-- BEGIN AVAILABLE RECORDS --

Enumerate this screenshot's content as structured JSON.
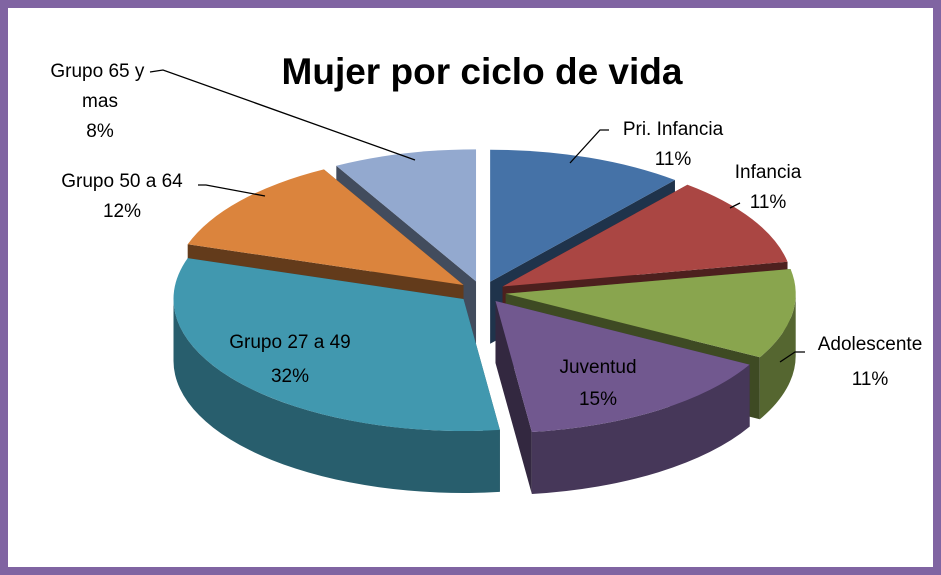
{
  "chart_data": {
    "type": "pie3d",
    "title": "Mujer por ciclo de vida",
    "categories": [
      "Pri. Infancia",
      "Infancia",
      "Adolescente",
      "Juventud",
      "Grupo 27 a 49",
      "Grupo 50 a 64",
      "Grupo 65 y mas"
    ],
    "values": [
      11,
      11,
      11,
      15,
      32,
      12,
      8
    ],
    "value_labels": [
      "11%",
      "11%",
      "11%",
      "15%",
      "32%",
      "12%",
      "8%"
    ],
    "colors": [
      "#4572a7",
      "#aa4643",
      "#89a54e",
      "#71588f",
      "#4198af",
      "#db843d",
      "#93a9cf"
    ]
  }
}
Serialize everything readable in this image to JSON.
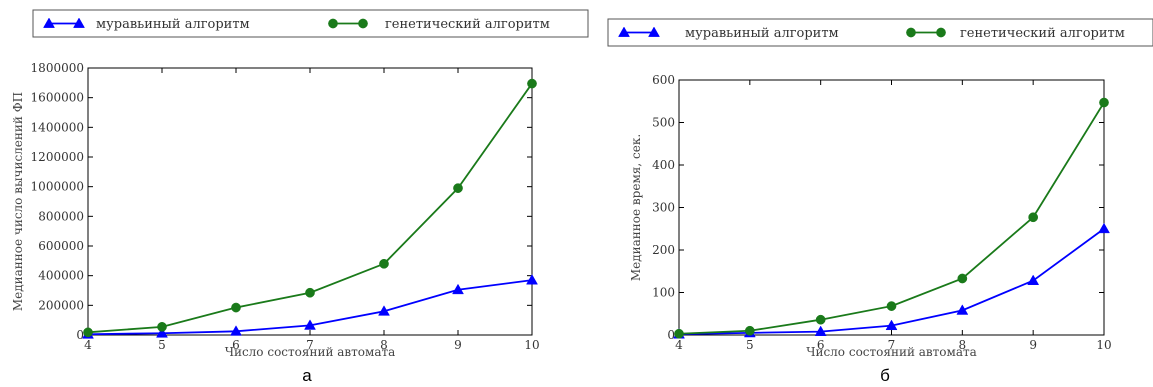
{
  "top_text": "",
  "chart_data": [
    {
      "type": "line",
      "panel_label": "а",
      "title": "",
      "xlabel": "Число состояний автомата",
      "ylabel": "Медианное число вычислений ФП",
      "x": [
        4,
        5,
        6,
        7,
        8,
        9,
        10
      ],
      "xlim": [
        4,
        10
      ],
      "ylim": [
        0,
        1800000
      ],
      "xticks": [
        "4",
        "5",
        "6",
        "7",
        "8",
        "9",
        "10"
      ],
      "yticks": [
        0,
        200000,
        400000,
        600000,
        800000,
        1000000,
        1200000,
        1400000,
        1600000,
        1800000
      ],
      "ytick_labels": [
        "0",
        "200000",
        "400000",
        "600000",
        "800000",
        "1000000",
        "1200000",
        "1400000",
        "1600000",
        "1800000"
      ],
      "grid": false,
      "legend_position": "top",
      "series": [
        {
          "name": "муравьиный алгоритм",
          "color": "#0000ff",
          "marker": "triangle",
          "values": [
            5000,
            12000,
            25000,
            65000,
            160000,
            305000,
            370000
          ]
        },
        {
          "name": "генетический алгоритм",
          "color": "#1a7a1a",
          "marker": "circle",
          "values": [
            18000,
            55000,
            185000,
            285000,
            480000,
            990000,
            1695000
          ]
        }
      ]
    },
    {
      "type": "line",
      "panel_label": "б",
      "title": "",
      "xlabel": "Число состояний автомата",
      "ylabel": "Медианное время, сек.",
      "x": [
        4,
        5,
        6,
        7,
        8,
        9,
        10
      ],
      "xlim": [
        4,
        10
      ],
      "ylim": [
        0,
        600
      ],
      "xticks": [
        "4",
        "5",
        "6",
        "7",
        "8",
        "9",
        "10"
      ],
      "yticks": [
        0,
        100,
        200,
        300,
        400,
        500,
        600
      ],
      "ytick_labels": [
        "0",
        "100",
        "200",
        "300",
        "400",
        "500",
        "600"
      ],
      "grid": false,
      "legend_position": "top",
      "series": [
        {
          "name": "муравьиный алгоритм",
          "color": "#0000ff",
          "marker": "triangle",
          "values": [
            2,
            5,
            8,
            22,
            58,
            128,
            250
          ]
        },
        {
          "name": "генетический алгоритм",
          "color": "#1a7a1a",
          "marker": "circle",
          "values": [
            3,
            10,
            36,
            68,
            133,
            277,
            547
          ]
        }
      ]
    }
  ]
}
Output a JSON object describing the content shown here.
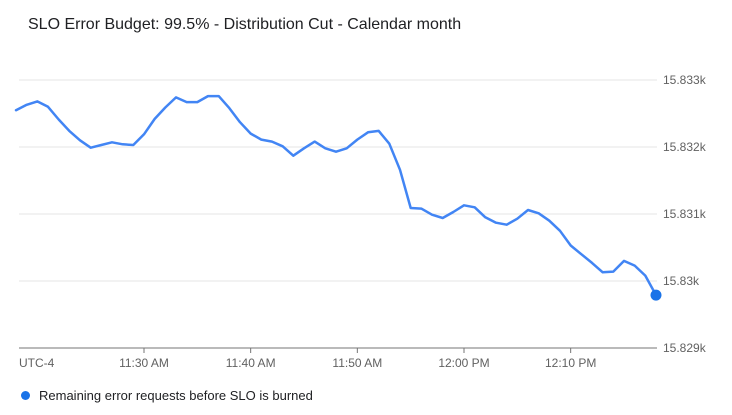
{
  "chart": {
    "title": "SLO Error Budget: 99.5% - Distribution Cut - Calendar month"
  },
  "legend": {
    "label": "Remaining error requests before SLO is burned"
  },
  "colors": {
    "line": "#4285f4",
    "endpoint": "#1a73e8",
    "gridline": "#e6e6e6",
    "axis": "#757575",
    "axis_text": "#616161",
    "title_text": "#202124",
    "legend_dot": "#1a73e8"
  },
  "chart_data": {
    "type": "line",
    "title": "SLO Error Budget: 99.5% - Distribution Cut - Calendar month",
    "xlabel": "",
    "ylabel": "",
    "timezone_label": "UTC-4",
    "grid": true,
    "legend_position": "bottom",
    "endpoint_marker": true,
    "ylim": [
      15829,
      15833
    ],
    "y_ticks": {
      "labels": [
        "15.833k",
        "15.832k",
        "15.831k",
        "15.83k",
        "15.829k"
      ],
      "values": [
        15833,
        15832,
        15831,
        15830,
        15829
      ]
    },
    "x_ticks": {
      "labels": [
        "11:30 AM",
        "11:40 AM",
        "11:50 AM",
        "12:00 PM",
        "12:10 PM"
      ],
      "indices": [
        12,
        22,
        32,
        42,
        52
      ]
    },
    "x": [
      "11:18 AM",
      "11:19 AM",
      "11:20 AM",
      "11:21 AM",
      "11:22 AM",
      "11:23 AM",
      "11:24 AM",
      "11:25 AM",
      "11:26 AM",
      "11:27 AM",
      "11:28 AM",
      "11:29 AM",
      "11:30 AM",
      "11:31 AM",
      "11:32 AM",
      "11:33 AM",
      "11:34 AM",
      "11:35 AM",
      "11:36 AM",
      "11:37 AM",
      "11:38 AM",
      "11:39 AM",
      "11:40 AM",
      "11:41 AM",
      "11:42 AM",
      "11:43 AM",
      "11:44 AM",
      "11:45 AM",
      "11:46 AM",
      "11:47 AM",
      "11:48 AM",
      "11:49 AM",
      "11:50 AM",
      "11:51 AM",
      "11:52 AM",
      "11:53 AM",
      "11:54 AM",
      "11:55 AM",
      "11:56 AM",
      "11:57 AM",
      "11:58 AM",
      "11:59 AM",
      "12:00 PM",
      "12:01 PM",
      "12:02 PM",
      "12:03 PM",
      "12:04 PM",
      "12:05 PM",
      "12:06 PM",
      "12:07 PM",
      "12:08 PM",
      "12:09 PM",
      "12:10 PM",
      "12:11 PM",
      "12:12 PM",
      "12:13 PM",
      "12:14 PM",
      "12:15 PM",
      "12:16 PM",
      "12:17 PM",
      "12:18 PM"
    ],
    "series": [
      {
        "name": "Remaining error requests before SLO is burned",
        "color": "#4285f4",
        "values": [
          15832.55,
          15832.63,
          15832.68,
          15832.6,
          15832.41,
          15832.24,
          15832.1,
          15831.99,
          15832.03,
          15832.07,
          15832.04,
          15832.03,
          15832.19,
          15832.42,
          15832.59,
          15832.74,
          15832.67,
          15832.67,
          15832.76,
          15832.76,
          15832.58,
          15832.37,
          15832.2,
          15832.11,
          15832.08,
          15832.01,
          15831.87,
          15831.98,
          15832.08,
          15831.98,
          15831.93,
          15831.98,
          15832.11,
          15832.22,
          15832.24,
          15832.05,
          15831.66,
          15831.09,
          15831.08,
          15830.99,
          15830.94,
          15831.03,
          15831.13,
          15831.1,
          15830.95,
          15830.87,
          15830.84,
          15830.93,
          15831.06,
          15831.01,
          15830.9,
          15830.75,
          15830.53,
          15830.4,
          15830.27,
          15830.13,
          15830.14,
          15830.3,
          15830.23,
          15830.08,
          15829.79
        ]
      }
    ]
  }
}
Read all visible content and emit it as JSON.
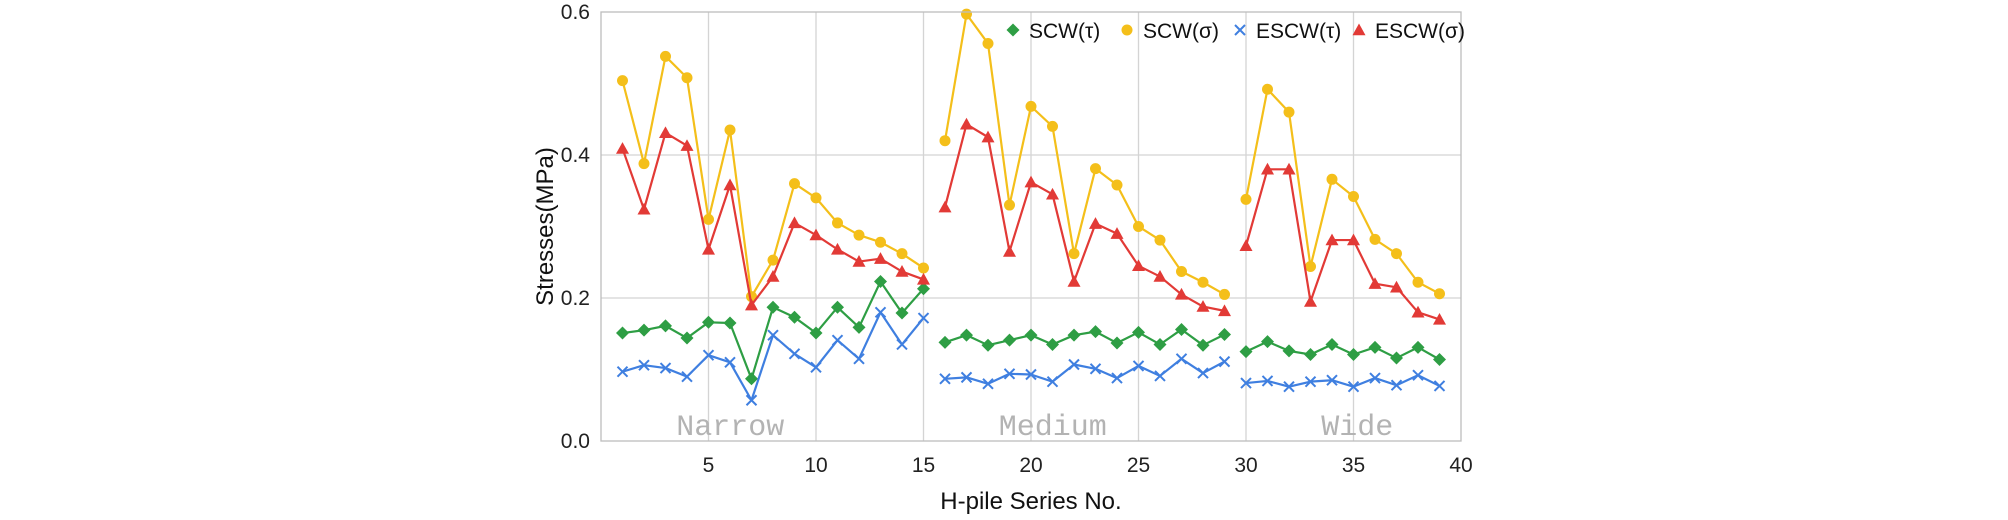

-- END AVAILABLE RECORDS --

### DIRECTIONS
Copy the listing word for word, excluding its pictures.

### RESULT OF THE TASK
Enumerate this screenshot's content as structured JSON.
{
  "chart_data": {
    "type": "pie3d",
    "title": "Mujer por ciclo de vida",
    "categories": [
      "Pri. Infancia",
      "Infancia",
      "Adolescente",
      "Juventud",
      "Grupo 27 a 49",
      "Grupo 50 a 64",
      "Grupo 65 y mas"
    ],
    "values": [
      11,
      11,
      11,
      15,
      32,
      12,
      8
    ],
    "value_labels": [
      "11%",
      "11%",
      "11%",
      "15%",
      "32%",
      "12%",
      "8%"
    ],
    "colors": [
      "#4572a7",
      "#aa4643",
      "#89a54e",
      "#71588f",
      "#4198af",
      "#db843d",
      "#93a9cf"
    ]
  }
}
Serialize everything readable in this image to JSON.
{
  "top_text": "",
  "chart_data": [
    {
      "type": "line",
      "panel_label": "а",
      "title": "",
      "xlabel": "Число состояний автомата",
      "ylabel": "Медианное число вычислений ФП",
      "x": [
        4,
        5,
        6,
        7,
        8,
        9,
        10
      ],
      "xlim": [
        4,
        10
      ],
      "ylim": [
        0,
        1800000
      ],
      "xticks": [
        "4",
        "5",
        "6",
        "7",
        "8",
        "9",
        "10"
      ],
      "yticks": [
        0,
        200000,
        400000,
        600000,
        800000,
        1000000,
        1200000,
        1400000,
        1600000,
        1800000
      ],
      "ytick_labels": [
        "0",
        "200000",
        "400000",
        "600000",
        "800000",
        "1000000",
        "1200000",
        "1400000",
        "1600000",
        "1800000"
      ],
      "grid": false,
      "legend_position": "top",
      "series": [
        {
          "name": "муравьиный алгоритм",
          "color": "#0000ff",
          "marker": "triangle",
          "values": [
            5000,
            12000,
            25000,
            65000,
            160000,
            305000,
            370000
          ]
        },
        {
          "name": "генетический алгоритм",
          "color": "#1a7a1a",
          "marker": "circle",
          "values": [
            18000,
            55000,
            185000,
            285000,
            480000,
            990000,
            1695000
          ]
        }
      ]
    },
    {
      "type": "line",
      "panel_label": "б",
      "title": "",
      "xlabel": "Число состояний автомата",
      "ylabel": "Медианное время, сек.",
      "x": [
        4,
        5,
        6,
        7,
        8,
        9,
        10
      ],
      "xlim": [
        4,
        10
      ],
      "ylim": [
        0,
        600
      ],
      "xticks": [
        "4",
        "5",
        "6",
        "7",
        "8",
        "9",
        "10"
      ],
      "yticks": [
        0,
        100,
        200,
        300,
        400,
        500,
        600
      ],
      "ytick_labels": [
        "0",
        "100",
        "200",
        "300",
        "400",
        "500",
        "600"
      ],
      "grid": false,
      "legend_position": "top",
      "series": [
        {
          "name": "муравьиный алгоритм",
          "color": "#0000ff",
          "marker": "triangle",
          "values": [
            2,
            5,
            8,
            22,
            58,
            128,
            250
          ]
        },
        {
          "name": "генетический алгоритм",
          "color": "#1a7a1a",
          "marker": "circle",
          "values": [
            3,
            10,
            36,
            68,
            133,
            277,
            547
          ]
        }
      ]
    }
  ]
}
Output a JSON object describing the content shown here.
{
  "chart": {
    "title": "SLO Error Budget: 99.5% - Distribution Cut - Calendar month"
  },
  "legend": {
    "label": "Remaining error requests before SLO is burned"
  },
  "colors": {
    "line": "#4285f4",
    "endpoint": "#1a73e8",
    "gridline": "#e6e6e6",
    "axis": "#757575",
    "axis_text": "#616161",
    "title_text": "#202124",
    "legend_dot": "#1a73e8"
  },
  "chart_data": {
    "type": "line",
    "title": "SLO Error Budget: 99.5% - Distribution Cut - Calendar month",
    "xlabel": "",
    "ylabel": "",
    "timezone_label": "UTC-4",
    "grid": true,
    "legend_position": "bottom",
    "endpoint_marker": true,
    "ylim": [
      15829,
      15833
    ],
    "y_ticks": {
      "labels": [
        "15.833k",
        "15.832k",
        "15.831k",
        "15.83k",
        "15.829k"
      ],
      "values": [
        15833,
        15832,
        15831,
        15830,
        15829
      ]
    },
    "x_ticks": {
      "labels": [
        "11:30 AM",
        "11:40 AM",
        "11:50 AM",
        "12:00 PM",
        "12:10 PM"
      ],
      "indices": [
        12,
        22,
        32,
        42,
        52
      ]
    },
    "x": [
      "11:18 AM",
      "11:19 AM",
      "11:20 AM",
      "11:21 AM",
      "11:22 AM",
      "11:23 AM",
      "11:24 AM",
      "11:25 AM",
      "11:26 AM",
      "11:27 AM",
      "11:28 AM",
      "11:29 AM",
      "11:30 AM",
      "11:31 AM",
      "11:32 AM",
      "11:33 AM",
      "11:34 AM",
      "11:35 AM",
      "11:36 AM",
      "11:37 AM",
      "11:38 AM",
      "11:39 AM",
      "11:40 AM",
      "11:41 AM",
      "11:42 AM",
      "11:43 AM",
      "11:44 AM",
      "11:45 AM",
      "11:46 AM",
      "11:47 AM",
      "11:48 AM",
      "11:49 AM",
      "11:50 AM",
      "11:51 AM",
      "11:52 AM",
      "11:53 AM",
      "11:54 AM",
      "11:55 AM",
      "11:56 AM",
      "11:57 AM",
      "11:58 AM",
      "11:59 AM",
      "12:00 PM",
      "12:01 PM",
      "12:02 PM",
      "12:03 PM",
      "12:04 PM",
      "12:05 PM",
      "12:06 PM",
      "12:07 PM",
      "12:08 PM",
      "12:09 PM",
      "12:10 PM",
      "12:11 PM",
      "12:12 PM",
      "12:13 PM",
      "12:14 PM",
      "12:15 PM",
      "12:16 PM",
      "12:17 PM",
      "12:18 PM"
    ],
    "series": [
      {
        "name": "Remaining error requests before SLO is burned",
        "color": "#4285f4",
        "values": [
          15832.55,
          15832.63,
          15832.68,
          15832.6,
          15832.41,
          15832.24,
          15832.1,
          15831.99,
          15832.03,
          15832.07,
          15832.04,
          15832.03,
          15832.19,
          15832.42,
          15832.59,
          15832.74,
          15832.67,
          15832.67,
          15832.76,
          15832.76,
          15832.58,
          15832.37,
          15832.2,
          15832.11,
          15832.08,
          15832.01,
          15831.87,
          15831.98,
          15832.08,
          15831.98,
          15831.93,
          15831.98,
          15832.11,
          15832.22,
          15832.24,
          15832.05,
          15831.66,
          15831.09,
          15831.08,
          15830.99,
          15830.94,
          15831.03,
          15831.13,
          15831.1,
          15830.95,
          15830.87,
          15830.84,
          15830.93,
          15831.06,
          15831.01,
          15830.9,
          15830.75,
          15830.53,
          15830.4,
          15830.27,
          15830.13,
          15830.14,
          15830.3,
          15830.23,
          15830.08,
          15829.79
        ]
      }
    ]
  }
}
Read all visible content and emit it as JSON.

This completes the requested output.